__GIVEN PROBLEM__
Write out the material again word for word, dropping any images it holds.

__RECORDS FOR PROCESSING__
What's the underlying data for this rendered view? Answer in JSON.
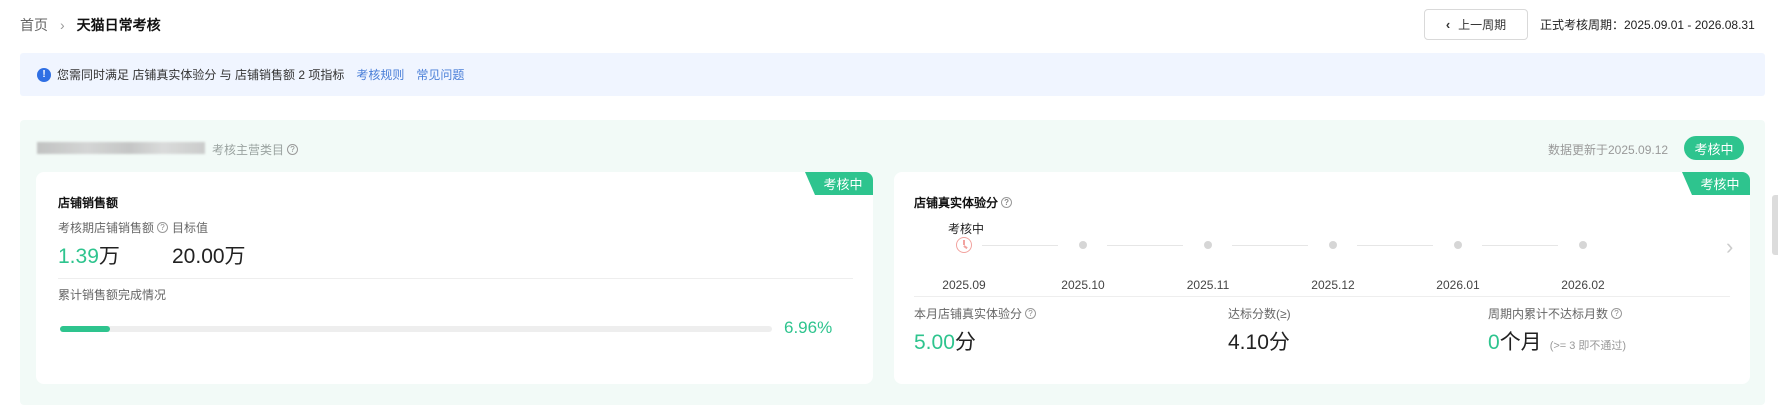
{
  "breadcrumb": {
    "home": "首页",
    "separator": "›",
    "current": "天猫日常考核"
  },
  "header": {
    "prev_button": "上一周期",
    "period_text": "正式考核周期：2025.09.01 - 2026.08.31"
  },
  "notice": {
    "text": "您需同时满足 店铺真实体验分 与 店铺销售额 2 项指标",
    "links": [
      "考核规则",
      "常见问题"
    ]
  },
  "panel": {
    "category_label": "考核主营类目",
    "updated_text": "数据更新于2025.09.12",
    "status": "考核中"
  },
  "sales_card": {
    "tag": "考核中",
    "title": "店铺销售额",
    "period_sales_label": "考核期店铺销售额",
    "period_sales_value": "1.39",
    "period_sales_unit": "万",
    "target_label": "目标值",
    "target_value": "20.00万",
    "progress_label": "累计销售额完成情况",
    "progress_percent": 6.96,
    "progress_text": "6.96%"
  },
  "experience_card": {
    "tag": "考核中",
    "title": "店铺真实体验分",
    "timeline_status": "考核中",
    "timeline_months": [
      "2025.09",
      "2025.10",
      "2025.11",
      "2025.12",
      "2026.01",
      "2026.02"
    ],
    "month_score_label": "本月店铺真实体验分",
    "month_score_value": "5.00",
    "month_score_unit": "分",
    "target_score_label": "达标分数(≥)",
    "target_score_value": "4.10分",
    "fail_months_label": "周期内累计不达标月数",
    "fail_months_value": "0",
    "fail_months_unit": "个月",
    "fail_months_note": "(>= 3 即不通过)"
  },
  "colors": {
    "accent": "#2ec48e",
    "link": "#4a7fd8",
    "info": "#2f6fe4",
    "notice_bg": "#f0f5ff",
    "panel_bg": "#f2faf7"
  }
}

__EXERCISE ANSWER__
What's the underlying data for this rendered view? Answer in JSON.
{
  "breadcrumb": {
    "home": "首页",
    "separator": "›",
    "current": "天猫日常考核"
  },
  "header": {
    "prev_button": "上一周期",
    "period_text": "正式考核周期：2025.09.01 - 2026.08.31"
  },
  "notice": {
    "text": "您需同时满足 店铺真实体验分 与 店铺销售额 2 项指标",
    "links": [
      "考核规则",
      "常见问题"
    ]
  },
  "panel": {
    "category_label": "考核主营类目",
    "updated_text": "数据更新于2025.09.12",
    "status": "考核中"
  },
  "sales_card": {
    "tag": "考核中",
    "title": "店铺销售额",
    "period_sales_label": "考核期店铺销售额",
    "period_sales_value": "1.39",
    "period_sales_unit": "万",
    "target_label": "目标值",
    "target_value": "20.00万",
    "progress_label": "累计销售额完成情况",
    "progress_percent": 6.96,
    "progress_text": "6.96%"
  },
  "experience_card": {
    "tag": "考核中",
    "title": "店铺真实体验分",
    "timeline_status": "考核中",
    "timeline_months": [
      "2025.09",
      "2025.10",
      "2025.11",
      "2025.12",
      "2026.01",
      "2026.02"
    ],
    "month_score_label": "本月店铺真实体验分",
    "month_score_value": "5.00",
    "month_score_unit": "分",
    "target_score_label": "达标分数(≥)",
    "target_score_value": "4.10分",
    "fail_months_label": "周期内累计不达标月数",
    "fail_months_value": "0",
    "fail_months_unit": "个月",
    "fail_months_note": "(>= 3 即不通过)"
  },
  "colors": {
    "accent": "#2ec48e",
    "link": "#4a7fd8",
    "info": "#2f6fe4",
    "notice_bg": "#f0f5ff",
    "panel_bg": "#f2faf7"
  }
}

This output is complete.